WRITTEN EXERCISE A —
Answer these questions about the forum thread on the 259:
(i) What brand of primer and topcoat has TJ used with good success?
(ii) How old does SoShoresGuy say the paint on the 259 is, roughly?
(iii) In the Army, what were the recruits told to use to clean the lacquer off their brass?

--- begin SUPPLIED TEXT ---

Are you sure you want to repaint the 259? It doesn't look too bad, and there is something to be said for original finish.

If you do opt to repaint, strip thoroughly first, of course. I've used Krylon primer and Krlyon topcoat with good success. Most tinplate had a gloss finish. That said, the Krylon satin (midway between flat and gloss) has quite the sheen ...nearly as much as the gloss. So, consider either the satin or the gloss.

The copper will polish nicely via a Dremel stainless steel brush. I topcoat with a brush-on coat of airplane dope.

Enjoy!

TJ


----------



## SoShoresGuy (Jan 23, 2013)

Okay, Now I understand what you are talking about the Loctite. Thanks.

Since the paint on the 259 looks very good for being about 80 years old I'll probably hesitate on re-painting it. I'll first try to polish the copper and brass stuff first. I don't think at this time that the shell needs a new "dress". I picked up a couple of Dremel stainless wire wheels at wally-world today to work on the copper and brass. Hopefully that will be the limit of exterior restoration. I guess that I should use some Testors clear dope on the copper? When I was drafted in the Army they gave us brass buckles and other brass stuff. They wanted us to clean off the lacquer coating with Brasso. It made no sense to me since the lacquer coating kept the brass from getting green, but I guess the DIs needed something to keep us busy.

--- end SUPPLIED TEXT ---

WRITTEN EXERCISE B —
Update the records below by replacing "interactable" with "tappable" everywhere, with all else unchanged. Leave the pictures out of your answer.

--- begin WORKING DATA ---

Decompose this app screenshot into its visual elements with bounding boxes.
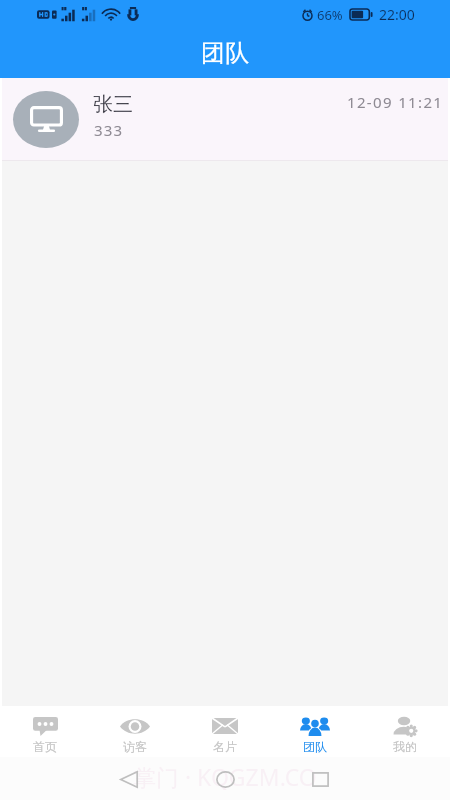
button[interactable]: Home xyxy=(203,764,247,794)
staticText: 张三 xyxy=(93,92,133,117)
staticText: 我的 xyxy=(393,739,417,754)
button[interactable]: 团队 xyxy=(270,706,360,757)
staticText: 团队 xyxy=(303,739,327,754)
staticText: 掌门 · KQGZM.CO xyxy=(133,761,317,792)
staticText: 333 xyxy=(94,120,124,140)
staticText: 首页 xyxy=(33,739,57,754)
button[interactable]: 访客 xyxy=(90,706,180,757)
staticText: 访客 xyxy=(123,739,147,754)
staticText: 团队 xyxy=(201,38,249,68)
button[interactable]: 我的 xyxy=(360,706,450,757)
button[interactable]: 张三 xyxy=(2,78,448,161)
button[interactable]: 首页 xyxy=(0,706,90,757)
button[interactable]: 名片 xyxy=(180,706,270,757)
staticText: 22:00 xyxy=(379,5,415,24)
button[interactable]: Back xyxy=(107,764,151,794)
staticText: 12-09 11:21 xyxy=(347,92,444,112)
button[interactable]: Recents xyxy=(298,764,342,794)
staticText: 名片 xyxy=(213,739,237,754)
staticText: 66% xyxy=(317,6,343,24)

--- end WORKING DATA ---

EXPECTED OUTPUT A —
(i) Krylon
(ii) About 80 years old
(iii) Brasso

EXPECTED OUTPUT B —
Decompose this app screenshot into its visual elements with bounding boxes.
button[tappable]: Home xyxy=(203,764,247,794)
staticText: 张三 xyxy=(93,92,133,117)
staticText: 我的 xyxy=(393,739,417,754)
button[tappable]: 团队 xyxy=(270,706,360,757)
staticText: 团队 xyxy=(303,739,327,754)
staticText: 掌门 · KQGZM.CO xyxy=(133,761,317,792)
staticText: 333 xyxy=(94,120,124,140)
staticText: 首页 xyxy=(33,739,57,754)
button[tappable]: 访客 xyxy=(90,706,180,757)
staticText: 访客 xyxy=(123,739,147,754)
staticText: 团队 xyxy=(201,38,249,68)
button[tappable]: 我的 xyxy=(360,706,450,757)
button[tappable]: 张三 xyxy=(2,78,448,161)
button[tappable]: 首页 xyxy=(0,706,90,757)
button[tappable]: 名片 xyxy=(180,706,270,757)
staticText: 22:00 xyxy=(379,5,415,24)
button[tappable]: Back xyxy=(107,764,151,794)
staticText: 12-09 11:21 xyxy=(347,92,444,112)
button[tappable]: Recents xyxy=(298,764,342,794)
staticText: 名片 xyxy=(213,739,237,754)
staticText: 66% xyxy=(317,6,343,24)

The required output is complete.